The input
»»

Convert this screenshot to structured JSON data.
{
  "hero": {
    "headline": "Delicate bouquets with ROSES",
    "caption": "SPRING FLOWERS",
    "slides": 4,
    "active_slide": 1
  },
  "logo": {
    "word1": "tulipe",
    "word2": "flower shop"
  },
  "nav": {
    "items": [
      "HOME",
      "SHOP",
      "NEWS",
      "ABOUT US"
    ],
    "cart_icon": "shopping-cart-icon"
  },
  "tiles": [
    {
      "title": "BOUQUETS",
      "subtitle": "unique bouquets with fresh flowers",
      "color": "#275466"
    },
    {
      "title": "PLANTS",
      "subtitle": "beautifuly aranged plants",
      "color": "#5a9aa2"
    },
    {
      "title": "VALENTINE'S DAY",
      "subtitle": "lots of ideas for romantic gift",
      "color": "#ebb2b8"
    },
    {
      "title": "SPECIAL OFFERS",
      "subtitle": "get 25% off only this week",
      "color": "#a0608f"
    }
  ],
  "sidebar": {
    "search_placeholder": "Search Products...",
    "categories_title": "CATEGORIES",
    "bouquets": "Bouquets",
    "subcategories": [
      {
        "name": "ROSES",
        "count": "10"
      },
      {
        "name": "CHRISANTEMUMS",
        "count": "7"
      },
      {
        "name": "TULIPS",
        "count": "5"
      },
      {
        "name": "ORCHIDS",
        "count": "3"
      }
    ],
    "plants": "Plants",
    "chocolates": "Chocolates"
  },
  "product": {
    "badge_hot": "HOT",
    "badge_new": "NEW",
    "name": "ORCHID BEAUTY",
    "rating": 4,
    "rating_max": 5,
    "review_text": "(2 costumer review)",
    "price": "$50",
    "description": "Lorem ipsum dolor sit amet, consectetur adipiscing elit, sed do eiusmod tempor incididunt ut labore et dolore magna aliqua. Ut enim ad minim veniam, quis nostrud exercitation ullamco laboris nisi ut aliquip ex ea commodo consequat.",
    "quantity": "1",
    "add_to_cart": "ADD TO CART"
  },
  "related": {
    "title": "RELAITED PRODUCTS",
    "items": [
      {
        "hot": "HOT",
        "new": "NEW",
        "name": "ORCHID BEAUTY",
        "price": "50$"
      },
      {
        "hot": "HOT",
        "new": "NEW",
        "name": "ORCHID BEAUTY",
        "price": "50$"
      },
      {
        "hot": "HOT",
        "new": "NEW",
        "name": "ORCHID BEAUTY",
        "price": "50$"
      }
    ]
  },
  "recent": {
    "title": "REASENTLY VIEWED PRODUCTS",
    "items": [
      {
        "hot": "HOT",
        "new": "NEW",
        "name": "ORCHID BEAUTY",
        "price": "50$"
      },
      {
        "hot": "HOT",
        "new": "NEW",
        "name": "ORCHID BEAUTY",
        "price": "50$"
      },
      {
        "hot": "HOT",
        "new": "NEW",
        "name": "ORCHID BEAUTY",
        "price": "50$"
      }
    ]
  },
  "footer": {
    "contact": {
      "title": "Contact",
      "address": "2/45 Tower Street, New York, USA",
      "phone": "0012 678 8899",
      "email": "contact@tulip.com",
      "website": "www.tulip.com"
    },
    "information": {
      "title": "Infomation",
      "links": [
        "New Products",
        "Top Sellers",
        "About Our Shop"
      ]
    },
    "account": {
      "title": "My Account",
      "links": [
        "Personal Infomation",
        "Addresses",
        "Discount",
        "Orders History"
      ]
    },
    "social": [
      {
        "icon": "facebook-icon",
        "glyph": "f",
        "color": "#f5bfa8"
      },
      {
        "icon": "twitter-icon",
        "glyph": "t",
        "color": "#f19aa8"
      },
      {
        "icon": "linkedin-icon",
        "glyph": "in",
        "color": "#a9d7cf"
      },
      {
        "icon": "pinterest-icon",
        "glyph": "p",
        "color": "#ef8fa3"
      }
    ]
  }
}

««

Exercise
Extract each line holding the word "icon" from the records.

Reply
    "cart_icon": "shopping-cart-icon"
        "icon": "facebook-icon",
        "icon": "twitter-icon",
        "icon": "linkedin-icon",
        "icon": "pinterest-icon",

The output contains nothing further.